**Problem**
Return the whole listing, line for line, without the pictures in it.

**Supplied data**
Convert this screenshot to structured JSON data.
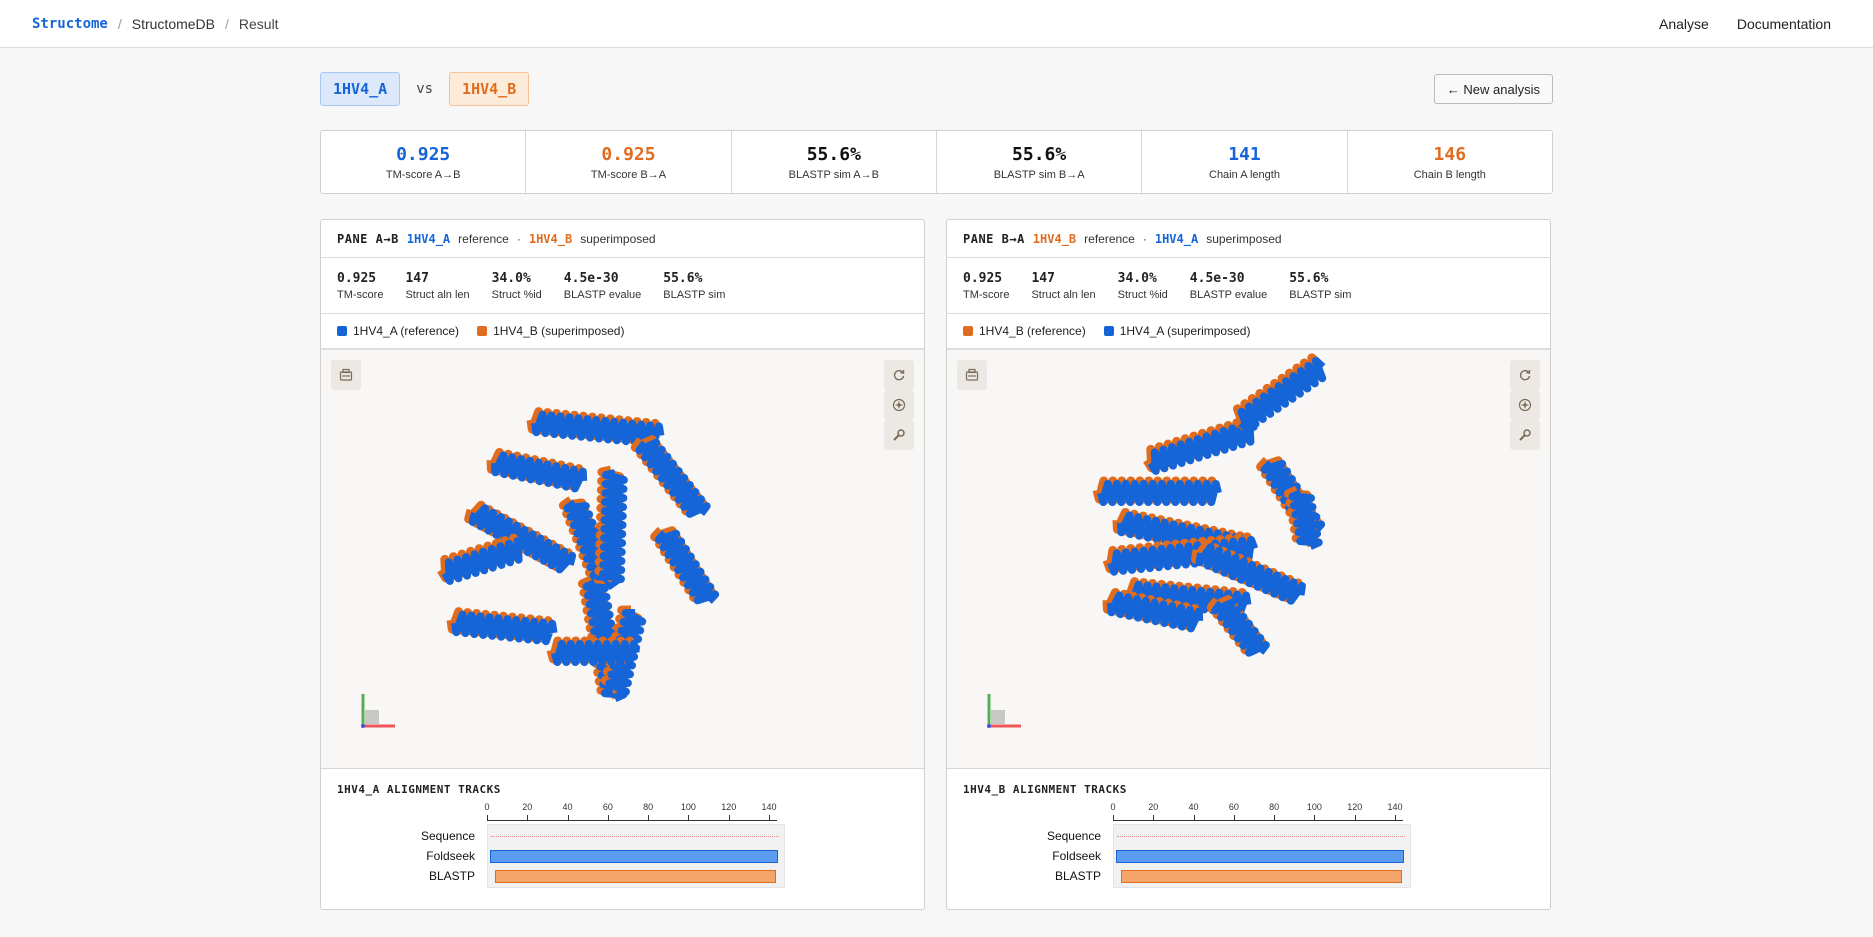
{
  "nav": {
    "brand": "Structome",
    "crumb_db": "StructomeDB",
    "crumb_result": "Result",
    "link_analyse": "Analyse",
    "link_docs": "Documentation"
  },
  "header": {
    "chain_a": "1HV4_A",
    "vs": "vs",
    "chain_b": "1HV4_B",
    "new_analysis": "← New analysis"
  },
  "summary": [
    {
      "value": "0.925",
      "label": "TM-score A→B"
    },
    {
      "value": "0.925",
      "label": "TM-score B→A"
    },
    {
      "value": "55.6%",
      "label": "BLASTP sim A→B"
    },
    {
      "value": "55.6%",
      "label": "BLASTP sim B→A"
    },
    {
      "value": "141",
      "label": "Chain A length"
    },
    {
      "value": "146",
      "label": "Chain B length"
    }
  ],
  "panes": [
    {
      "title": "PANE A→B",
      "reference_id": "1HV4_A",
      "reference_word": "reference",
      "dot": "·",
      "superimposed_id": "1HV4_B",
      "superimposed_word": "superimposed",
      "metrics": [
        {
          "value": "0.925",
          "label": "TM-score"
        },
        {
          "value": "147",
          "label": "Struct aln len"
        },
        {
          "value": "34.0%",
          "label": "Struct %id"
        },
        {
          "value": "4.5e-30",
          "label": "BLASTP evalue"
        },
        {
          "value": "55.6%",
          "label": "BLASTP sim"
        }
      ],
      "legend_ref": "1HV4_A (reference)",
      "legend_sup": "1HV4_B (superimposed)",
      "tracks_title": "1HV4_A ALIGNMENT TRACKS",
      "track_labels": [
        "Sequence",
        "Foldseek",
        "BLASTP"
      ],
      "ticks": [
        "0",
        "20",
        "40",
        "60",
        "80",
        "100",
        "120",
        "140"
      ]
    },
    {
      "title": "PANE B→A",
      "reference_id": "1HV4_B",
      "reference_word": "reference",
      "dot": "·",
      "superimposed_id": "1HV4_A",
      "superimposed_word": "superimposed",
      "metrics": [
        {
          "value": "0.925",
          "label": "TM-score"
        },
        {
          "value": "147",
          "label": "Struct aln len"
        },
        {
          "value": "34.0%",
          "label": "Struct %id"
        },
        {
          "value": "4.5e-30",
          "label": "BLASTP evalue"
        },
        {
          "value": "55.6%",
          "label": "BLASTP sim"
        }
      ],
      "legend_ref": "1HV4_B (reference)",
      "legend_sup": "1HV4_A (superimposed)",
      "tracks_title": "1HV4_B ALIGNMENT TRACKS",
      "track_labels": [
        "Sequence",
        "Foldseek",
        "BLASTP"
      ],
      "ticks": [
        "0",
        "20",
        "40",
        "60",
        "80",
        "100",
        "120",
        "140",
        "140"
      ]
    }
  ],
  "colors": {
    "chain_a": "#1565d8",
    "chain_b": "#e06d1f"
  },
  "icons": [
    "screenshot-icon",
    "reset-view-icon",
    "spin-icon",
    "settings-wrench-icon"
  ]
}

**Right answer**
Convert this screenshot to structured JSON data.
{
  "nav": {
    "brand": "Structome",
    "crumb_db": "StructomeDB",
    "crumb_result": "Result",
    "link_analyse": "Analyse",
    "link_docs": "Documentation"
  },
  "header": {
    "chain_a": "1HV4_A",
    "vs": "vs",
    "chain_b": "1HV4_B",
    "new_analysis": "← New analysis"
  },
  "summary": [
    {
      "value": "0.925",
      "label": "TM-score A→B"
    },
    {
      "value": "0.925",
      "label": "TM-score B→A"
    },
    {
      "value": "55.6%",
      "label": "BLASTP sim A→B"
    },
    {
      "value": "55.6%",
      "label": "BLASTP sim B→A"
    },
    {
      "value": "141",
      "label": "Chain A length"
    },
    {
      "value": "146",
      "label": "Chain B length"
    }
  ],
  "panes": [
    {
      "title": "PANE A→B",
      "reference_id": "1HV4_A",
      "reference_word": "reference",
      "dot": "·",
      "superimposed_id": "1HV4_B",
      "superimposed_word": "superimposed",
      "metrics": [
        {
          "value": "0.925",
          "label": "TM-score"
        },
        {
          "value": "147",
          "label": "Struct aln len"
        },
        {
          "value": "34.0%",
          "label": "Struct %id"
        },
        {
          "value": "4.5e-30",
          "label": "BLASTP evalue"
        },
        {
          "value": "55.6%",
          "label": "BLASTP sim"
        }
      ],
      "legend_ref": "1HV4_A (reference)",
      "legend_sup": "1HV4_B (superimposed)",
      "tracks_title": "1HV4_A ALIGNMENT TRACKS",
      "track_labels": [
        "Sequence",
        "Foldseek",
        "BLASTP"
      ],
      "ticks": [
        "0",
        "20",
        "40",
        "60",
        "80",
        "100",
        "120",
        "140"
      ]
    },
    {
      "title": "PANE B→A",
      "reference_id": "1HV4_B",
      "reference_word": "reference",
      "dot": "·",
      "superimposed_id": "1HV4_A",
      "superimposed_word": "superimposed",
      "metrics": [
        {
          "value": "0.925",
          "label": "TM-score"
        },
        {
          "value": "147",
          "label": "Struct aln len"
        },
        {
          "value": "34.0%",
          "label": "Struct %id"
        },
        {
          "value": "4.5e-30",
          "label": "BLASTP evalue"
        },
        {
          "value": "55.6%",
          "label": "BLASTP sim"
        }
      ],
      "legend_ref": "1HV4_B (reference)",
      "legend_sup": "1HV4_A (superimposed)",
      "tracks_title": "1HV4_B ALIGNMENT TRACKS",
      "track_labels": [
        "Sequence",
        "Foldseek",
        "BLASTP"
      ],
      "ticks": [
        "0",
        "20",
        "40",
        "60",
        "80",
        "100",
        "120",
        "140",
        "140"
      ]
    }
  ],
  "colors": {
    "chain_a": "#1565d8",
    "chain_b": "#e06d1f"
  },
  "icons": [
    "screenshot-icon",
    "reset-view-icon",
    "spin-icon",
    "settings-wrench-icon"
  ]
}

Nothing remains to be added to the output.